TRAVAIL DEMANDÉ>
• a. Dans le passage sur les César, reformulez plus brièvement le paragraphe qui commence par « Le toujours excellent Sami Bouajila » en conservant ses faits essentiels.
• b. Résumez le passage sur les César en deux phrases.
• c. Transcrivez fidèlement le passage sur les César depuis « Le toujours excellent » jusqu'à « a été tourné. ».

PASSAGE RETENU>

Le César du Meilleur premier film a récompensé l’audace de Deux, de Filippo Meneghetti, histoire d’amour entre deux femmes d’âge mûr, campées par deux comédiennes exceptionnelles, Martine Chevallier et Barbara Sukowa.

La fille au bracelet de Stéphane Demoustier, frère d’Anaïs (il était en 2014 le réalisateur de l’intéressant Terre battue) a remporté le César de la Meilleure adaptation (d’un thriller argentin, Accusada, de Gonzalo Tobal).

Sans surprise, le César de la Meilleure actrice est allée à la pétillante et sympathique Laure Calamy, héroïne d’ Antoinette dans les Cévennesla comédie rafraîchissante de Caroline Vignal, qui a fait l’unanimité lors de sa sortie, en septembre dernier. Entre rires et larmes, son bonheur faisait plaisir à voir :

« Je repense à la jeune provinciale que j’étais. Je repense au Centre National Dramatique d’Orléans et au cinéma Les Carmes où j’ai eu mes premières émotions, notamment au festival Frank Capra où j’ai découvert La vie est belle. Je pense du coup à ceux qu’on appelait des fous, qui au sortir de la Seconde guerre mondiale, ont décidé de créer la décentralisation et des théâtres dans les provinces pour que l’accès à l’art ne soit pas uniquement parisien. Sans tous ces James Stewart-là, la provinciale que j’étais aurait eu une vie beaucoup plus sinistre. »

 

Le toujours excellent Sami Bouajila, a été récompensé par le César du Meilleur acteur pour son rôle dans Un fils, drame sur fond de terrorisme de Mehdi M. Barsaoui. Il a ému l’assemblée en évoquant l’histoire de son père récemment décédé, originaire de la région de Tunisie où le film a été tourné.

 

La remise du César du Meilleur espoir féminin a été introduite par une vidéo touchante mais non dénuée de cruauté dans laquelle Jean-Louis Trintignant a cité la chanson de Georges Brassens :

« Marquise, si mon visage a quelques traits un peu vieux
Souvenez-vous qu’à mon âge, vous ne vaudrez guère mieux…
Le temps aux plus belles choses se plaît à faire un affront
Et saura faner vos roses comme il a ridé mon front. »

La statuette est revenue à la jeune Fathia Youssouf, quatorze ans, pour son rôle dans le sulfureux Mignonnes de Maimouna Doucouré. L’adolescente a invité les jeunes de son âge à « suivre leurs rêves ».

DONNÉES EXTRAITES>
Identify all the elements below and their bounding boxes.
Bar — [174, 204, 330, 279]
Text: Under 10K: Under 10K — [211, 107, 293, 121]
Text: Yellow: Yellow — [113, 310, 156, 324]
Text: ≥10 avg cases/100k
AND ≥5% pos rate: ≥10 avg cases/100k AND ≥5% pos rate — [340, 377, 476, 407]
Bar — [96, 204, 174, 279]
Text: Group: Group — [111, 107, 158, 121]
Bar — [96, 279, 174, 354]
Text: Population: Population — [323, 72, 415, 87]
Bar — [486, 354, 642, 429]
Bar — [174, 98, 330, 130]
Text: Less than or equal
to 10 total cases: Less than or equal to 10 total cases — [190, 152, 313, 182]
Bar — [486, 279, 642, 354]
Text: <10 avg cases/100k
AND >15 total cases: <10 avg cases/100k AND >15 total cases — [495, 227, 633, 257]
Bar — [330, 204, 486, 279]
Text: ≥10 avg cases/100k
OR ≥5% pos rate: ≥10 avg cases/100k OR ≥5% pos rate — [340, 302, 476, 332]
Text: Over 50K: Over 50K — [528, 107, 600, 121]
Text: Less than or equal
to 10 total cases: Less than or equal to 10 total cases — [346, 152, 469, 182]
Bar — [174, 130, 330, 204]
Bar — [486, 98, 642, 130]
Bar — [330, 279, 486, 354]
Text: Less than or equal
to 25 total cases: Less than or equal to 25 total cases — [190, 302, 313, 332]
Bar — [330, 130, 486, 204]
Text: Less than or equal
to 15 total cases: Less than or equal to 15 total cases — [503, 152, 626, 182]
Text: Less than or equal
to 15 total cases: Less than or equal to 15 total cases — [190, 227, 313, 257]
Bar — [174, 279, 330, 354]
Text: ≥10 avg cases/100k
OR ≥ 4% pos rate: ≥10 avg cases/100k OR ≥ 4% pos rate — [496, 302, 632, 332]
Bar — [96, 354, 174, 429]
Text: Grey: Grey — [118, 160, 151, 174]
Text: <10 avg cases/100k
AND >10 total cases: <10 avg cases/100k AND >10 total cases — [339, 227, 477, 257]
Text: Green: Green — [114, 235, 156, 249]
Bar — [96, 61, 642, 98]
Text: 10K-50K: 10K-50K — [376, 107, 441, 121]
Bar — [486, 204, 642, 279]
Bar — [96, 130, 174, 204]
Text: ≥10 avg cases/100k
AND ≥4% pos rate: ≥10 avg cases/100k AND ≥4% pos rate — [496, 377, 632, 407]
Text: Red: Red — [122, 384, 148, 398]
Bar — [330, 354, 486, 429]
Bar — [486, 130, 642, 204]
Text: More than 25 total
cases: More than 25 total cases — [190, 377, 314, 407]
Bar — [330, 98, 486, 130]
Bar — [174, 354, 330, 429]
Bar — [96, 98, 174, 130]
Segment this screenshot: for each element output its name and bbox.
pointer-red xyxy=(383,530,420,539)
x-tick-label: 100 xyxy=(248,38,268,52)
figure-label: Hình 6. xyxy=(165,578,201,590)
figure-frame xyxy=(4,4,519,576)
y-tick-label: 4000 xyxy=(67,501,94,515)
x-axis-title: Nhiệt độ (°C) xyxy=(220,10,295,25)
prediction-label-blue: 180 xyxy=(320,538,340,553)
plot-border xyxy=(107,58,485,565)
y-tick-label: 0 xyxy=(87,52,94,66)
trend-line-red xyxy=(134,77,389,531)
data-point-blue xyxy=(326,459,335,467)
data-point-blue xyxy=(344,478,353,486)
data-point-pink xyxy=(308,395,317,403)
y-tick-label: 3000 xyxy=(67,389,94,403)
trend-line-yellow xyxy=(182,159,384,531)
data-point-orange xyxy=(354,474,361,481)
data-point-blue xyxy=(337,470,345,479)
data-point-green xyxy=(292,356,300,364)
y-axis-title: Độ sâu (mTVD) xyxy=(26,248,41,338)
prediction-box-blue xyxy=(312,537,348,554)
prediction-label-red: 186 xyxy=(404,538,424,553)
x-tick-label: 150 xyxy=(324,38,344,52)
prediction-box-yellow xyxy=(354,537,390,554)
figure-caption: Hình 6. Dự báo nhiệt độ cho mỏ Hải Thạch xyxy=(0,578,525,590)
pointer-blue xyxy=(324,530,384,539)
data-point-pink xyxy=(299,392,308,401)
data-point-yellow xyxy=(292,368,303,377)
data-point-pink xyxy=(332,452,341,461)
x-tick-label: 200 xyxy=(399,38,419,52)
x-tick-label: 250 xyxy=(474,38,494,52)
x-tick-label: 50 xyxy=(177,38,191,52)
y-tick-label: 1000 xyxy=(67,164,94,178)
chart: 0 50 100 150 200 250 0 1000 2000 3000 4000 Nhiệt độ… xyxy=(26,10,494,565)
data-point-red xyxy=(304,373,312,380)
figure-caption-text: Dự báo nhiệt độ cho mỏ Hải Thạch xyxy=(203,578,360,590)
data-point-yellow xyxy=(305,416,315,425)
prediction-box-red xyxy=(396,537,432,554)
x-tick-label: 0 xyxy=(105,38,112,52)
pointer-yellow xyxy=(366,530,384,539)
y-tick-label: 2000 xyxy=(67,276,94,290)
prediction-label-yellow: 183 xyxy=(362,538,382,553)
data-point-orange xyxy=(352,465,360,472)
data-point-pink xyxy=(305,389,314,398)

CORRIGÉ DÉTAILLÉ>
• a. Sami Bouajila a reçu le César du Meilleur acteur pour son rôle dans Un fils, drame de Mehdi M. Barsaoui sur fond de terrorisme. Il a ému l'assemblée en évoquant son père récemment décédé, originaire de la région de Tunisie où le film a été tourné.

• b. Les César ont distingué Deux de Filippo Meneghetti comme meilleur premier film et La fille au bracelet de Stéphane Demoustier pour la meilleure adaptation. Laure Calamy et Sami Bouajila ont obtenu les prix d'interprétation pour Antoinette dans les Cévennes et Un fils, et Fathia Youssouf a reçu le César du Meilleur espoir féminin pour Mignonnes.

• c.
Le toujours excellent Sami Bouajila, a été récompensé par le César du Meilleur acteur pour son rôle dans Un fils, drame sur fond de terrorisme de Mehdi M. Barsaoui. Il a ému l’assemblée en évoquant l’histoire de son père récemment décédé, originaire de la région de Tunisie où le film a été tourné.